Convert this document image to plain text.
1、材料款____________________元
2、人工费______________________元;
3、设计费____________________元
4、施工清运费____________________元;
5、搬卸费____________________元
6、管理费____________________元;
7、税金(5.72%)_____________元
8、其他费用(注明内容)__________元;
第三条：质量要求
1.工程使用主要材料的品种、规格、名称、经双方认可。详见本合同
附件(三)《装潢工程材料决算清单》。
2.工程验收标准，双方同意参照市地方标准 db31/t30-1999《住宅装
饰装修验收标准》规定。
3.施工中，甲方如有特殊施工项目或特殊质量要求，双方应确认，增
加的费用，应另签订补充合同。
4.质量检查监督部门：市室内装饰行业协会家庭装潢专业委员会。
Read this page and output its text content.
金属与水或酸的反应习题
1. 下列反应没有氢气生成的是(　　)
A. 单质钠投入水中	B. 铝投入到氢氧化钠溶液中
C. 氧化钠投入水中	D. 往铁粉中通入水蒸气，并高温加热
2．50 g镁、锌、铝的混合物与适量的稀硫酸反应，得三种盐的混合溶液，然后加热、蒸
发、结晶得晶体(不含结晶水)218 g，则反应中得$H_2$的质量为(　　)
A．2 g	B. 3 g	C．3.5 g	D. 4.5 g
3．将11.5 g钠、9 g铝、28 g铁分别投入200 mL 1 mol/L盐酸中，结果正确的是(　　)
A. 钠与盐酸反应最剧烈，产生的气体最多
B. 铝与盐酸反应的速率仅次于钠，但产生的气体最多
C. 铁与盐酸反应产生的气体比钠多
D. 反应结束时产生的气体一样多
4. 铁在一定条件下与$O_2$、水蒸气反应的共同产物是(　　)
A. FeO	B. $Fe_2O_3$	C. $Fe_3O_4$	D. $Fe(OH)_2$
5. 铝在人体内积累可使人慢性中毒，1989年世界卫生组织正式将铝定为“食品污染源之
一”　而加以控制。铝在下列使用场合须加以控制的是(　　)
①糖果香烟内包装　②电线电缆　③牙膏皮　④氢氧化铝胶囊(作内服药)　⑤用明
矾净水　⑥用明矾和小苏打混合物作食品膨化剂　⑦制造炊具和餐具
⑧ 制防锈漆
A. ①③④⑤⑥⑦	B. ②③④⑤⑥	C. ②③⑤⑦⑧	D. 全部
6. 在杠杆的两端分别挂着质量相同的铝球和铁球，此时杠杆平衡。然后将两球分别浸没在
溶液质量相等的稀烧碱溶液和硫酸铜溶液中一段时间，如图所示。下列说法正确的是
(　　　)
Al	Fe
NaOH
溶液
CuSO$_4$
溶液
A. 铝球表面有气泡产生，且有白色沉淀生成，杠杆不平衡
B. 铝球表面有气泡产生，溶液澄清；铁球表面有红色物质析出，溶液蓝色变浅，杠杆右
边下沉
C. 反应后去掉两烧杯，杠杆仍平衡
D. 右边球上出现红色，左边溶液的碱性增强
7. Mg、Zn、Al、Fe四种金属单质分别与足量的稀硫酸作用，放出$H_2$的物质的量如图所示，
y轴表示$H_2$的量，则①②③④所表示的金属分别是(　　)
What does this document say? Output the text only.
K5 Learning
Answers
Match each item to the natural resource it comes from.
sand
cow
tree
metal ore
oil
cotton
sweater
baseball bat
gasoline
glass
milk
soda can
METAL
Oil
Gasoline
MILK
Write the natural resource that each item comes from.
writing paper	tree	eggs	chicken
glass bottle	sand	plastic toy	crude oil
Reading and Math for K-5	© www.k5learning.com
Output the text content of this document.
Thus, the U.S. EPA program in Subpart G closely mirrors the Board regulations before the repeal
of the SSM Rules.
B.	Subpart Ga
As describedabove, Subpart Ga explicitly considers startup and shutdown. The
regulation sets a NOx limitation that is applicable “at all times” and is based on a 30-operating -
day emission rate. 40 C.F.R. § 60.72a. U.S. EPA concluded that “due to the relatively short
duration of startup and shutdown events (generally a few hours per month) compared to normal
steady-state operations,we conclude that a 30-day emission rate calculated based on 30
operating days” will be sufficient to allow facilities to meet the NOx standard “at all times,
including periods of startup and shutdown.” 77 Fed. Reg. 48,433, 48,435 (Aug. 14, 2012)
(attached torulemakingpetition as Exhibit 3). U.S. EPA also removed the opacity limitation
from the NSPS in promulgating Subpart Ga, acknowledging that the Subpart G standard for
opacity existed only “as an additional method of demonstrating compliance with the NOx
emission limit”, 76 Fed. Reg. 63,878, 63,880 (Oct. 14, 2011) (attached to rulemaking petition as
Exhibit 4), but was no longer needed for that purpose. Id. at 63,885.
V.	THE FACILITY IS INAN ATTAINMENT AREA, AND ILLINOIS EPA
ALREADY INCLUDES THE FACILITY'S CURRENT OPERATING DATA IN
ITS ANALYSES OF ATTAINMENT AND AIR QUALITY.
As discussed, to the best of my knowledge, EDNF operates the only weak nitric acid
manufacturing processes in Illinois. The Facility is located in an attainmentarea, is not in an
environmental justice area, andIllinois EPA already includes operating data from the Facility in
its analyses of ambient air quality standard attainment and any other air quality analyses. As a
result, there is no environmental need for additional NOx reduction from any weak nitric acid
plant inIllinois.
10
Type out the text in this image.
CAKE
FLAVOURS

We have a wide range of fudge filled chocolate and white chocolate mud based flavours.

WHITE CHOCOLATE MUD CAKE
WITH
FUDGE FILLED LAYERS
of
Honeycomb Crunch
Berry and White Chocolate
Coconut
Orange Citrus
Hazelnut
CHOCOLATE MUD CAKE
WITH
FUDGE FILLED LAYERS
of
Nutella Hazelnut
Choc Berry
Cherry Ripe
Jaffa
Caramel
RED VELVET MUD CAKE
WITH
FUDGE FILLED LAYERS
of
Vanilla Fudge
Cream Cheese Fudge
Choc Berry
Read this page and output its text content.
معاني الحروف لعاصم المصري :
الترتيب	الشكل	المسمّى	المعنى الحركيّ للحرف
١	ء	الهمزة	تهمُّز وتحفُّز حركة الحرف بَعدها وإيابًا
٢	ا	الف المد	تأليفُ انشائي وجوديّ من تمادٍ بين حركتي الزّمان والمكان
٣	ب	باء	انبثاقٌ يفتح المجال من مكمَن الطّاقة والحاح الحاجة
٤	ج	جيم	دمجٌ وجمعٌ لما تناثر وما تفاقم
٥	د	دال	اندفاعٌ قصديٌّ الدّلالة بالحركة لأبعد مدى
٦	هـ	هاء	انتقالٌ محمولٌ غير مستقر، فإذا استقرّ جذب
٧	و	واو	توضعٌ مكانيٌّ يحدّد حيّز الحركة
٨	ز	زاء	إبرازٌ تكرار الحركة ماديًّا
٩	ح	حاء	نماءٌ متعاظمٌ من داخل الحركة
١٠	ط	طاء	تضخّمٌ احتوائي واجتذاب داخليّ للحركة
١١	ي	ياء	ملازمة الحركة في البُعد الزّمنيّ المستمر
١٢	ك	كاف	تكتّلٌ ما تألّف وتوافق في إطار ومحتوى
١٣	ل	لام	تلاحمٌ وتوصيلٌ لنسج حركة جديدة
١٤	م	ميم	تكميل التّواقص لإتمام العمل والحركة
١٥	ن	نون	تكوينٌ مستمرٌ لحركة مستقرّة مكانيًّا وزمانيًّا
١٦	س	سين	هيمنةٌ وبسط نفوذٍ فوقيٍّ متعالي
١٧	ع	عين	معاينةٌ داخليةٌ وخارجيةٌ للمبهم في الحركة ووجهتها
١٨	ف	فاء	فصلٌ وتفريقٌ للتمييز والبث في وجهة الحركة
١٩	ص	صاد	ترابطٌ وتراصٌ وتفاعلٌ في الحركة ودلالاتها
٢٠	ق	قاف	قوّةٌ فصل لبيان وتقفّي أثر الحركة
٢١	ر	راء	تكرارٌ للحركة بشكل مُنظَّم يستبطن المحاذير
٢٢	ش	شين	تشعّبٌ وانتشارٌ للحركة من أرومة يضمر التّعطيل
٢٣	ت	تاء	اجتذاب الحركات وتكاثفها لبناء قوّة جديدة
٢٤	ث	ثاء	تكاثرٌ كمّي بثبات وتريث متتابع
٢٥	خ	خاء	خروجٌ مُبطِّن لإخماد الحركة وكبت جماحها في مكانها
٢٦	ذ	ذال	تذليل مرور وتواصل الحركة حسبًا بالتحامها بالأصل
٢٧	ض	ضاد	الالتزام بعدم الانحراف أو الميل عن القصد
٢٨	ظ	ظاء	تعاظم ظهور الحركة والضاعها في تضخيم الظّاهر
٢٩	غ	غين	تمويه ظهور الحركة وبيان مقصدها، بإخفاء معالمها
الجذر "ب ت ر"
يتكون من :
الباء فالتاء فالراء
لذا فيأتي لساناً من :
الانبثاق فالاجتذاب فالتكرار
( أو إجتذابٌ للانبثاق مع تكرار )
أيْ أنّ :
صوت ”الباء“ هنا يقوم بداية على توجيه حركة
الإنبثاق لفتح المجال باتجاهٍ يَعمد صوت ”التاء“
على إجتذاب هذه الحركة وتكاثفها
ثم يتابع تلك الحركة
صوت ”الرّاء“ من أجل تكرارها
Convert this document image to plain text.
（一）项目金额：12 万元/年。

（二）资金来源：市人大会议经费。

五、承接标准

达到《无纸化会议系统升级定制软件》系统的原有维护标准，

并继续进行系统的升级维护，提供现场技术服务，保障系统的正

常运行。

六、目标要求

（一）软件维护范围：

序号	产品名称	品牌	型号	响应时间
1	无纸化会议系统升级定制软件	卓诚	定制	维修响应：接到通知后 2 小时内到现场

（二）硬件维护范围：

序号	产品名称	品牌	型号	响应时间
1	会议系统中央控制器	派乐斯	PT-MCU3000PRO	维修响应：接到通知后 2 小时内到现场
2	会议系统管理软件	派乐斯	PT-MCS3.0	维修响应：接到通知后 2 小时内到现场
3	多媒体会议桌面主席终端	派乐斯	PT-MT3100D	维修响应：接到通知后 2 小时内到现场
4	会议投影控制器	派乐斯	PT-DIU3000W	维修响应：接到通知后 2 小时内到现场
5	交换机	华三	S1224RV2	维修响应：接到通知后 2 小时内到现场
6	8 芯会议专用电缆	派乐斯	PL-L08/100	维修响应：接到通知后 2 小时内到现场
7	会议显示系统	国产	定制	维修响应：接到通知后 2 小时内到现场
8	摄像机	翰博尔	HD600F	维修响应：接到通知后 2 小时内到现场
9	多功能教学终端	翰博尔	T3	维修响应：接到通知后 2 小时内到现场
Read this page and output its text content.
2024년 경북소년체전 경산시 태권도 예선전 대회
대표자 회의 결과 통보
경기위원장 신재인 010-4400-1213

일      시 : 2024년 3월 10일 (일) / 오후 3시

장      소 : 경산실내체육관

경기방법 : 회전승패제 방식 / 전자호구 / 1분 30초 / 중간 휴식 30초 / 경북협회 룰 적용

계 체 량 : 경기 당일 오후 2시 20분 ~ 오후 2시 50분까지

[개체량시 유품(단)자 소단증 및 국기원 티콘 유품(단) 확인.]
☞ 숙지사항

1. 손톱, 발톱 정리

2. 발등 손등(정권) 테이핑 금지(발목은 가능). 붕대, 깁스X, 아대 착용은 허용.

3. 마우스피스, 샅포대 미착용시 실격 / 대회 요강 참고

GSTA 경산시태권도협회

* * *

Identify all lines in the records above with the word "tree".

tree
writing paper	tree	eggs	chicken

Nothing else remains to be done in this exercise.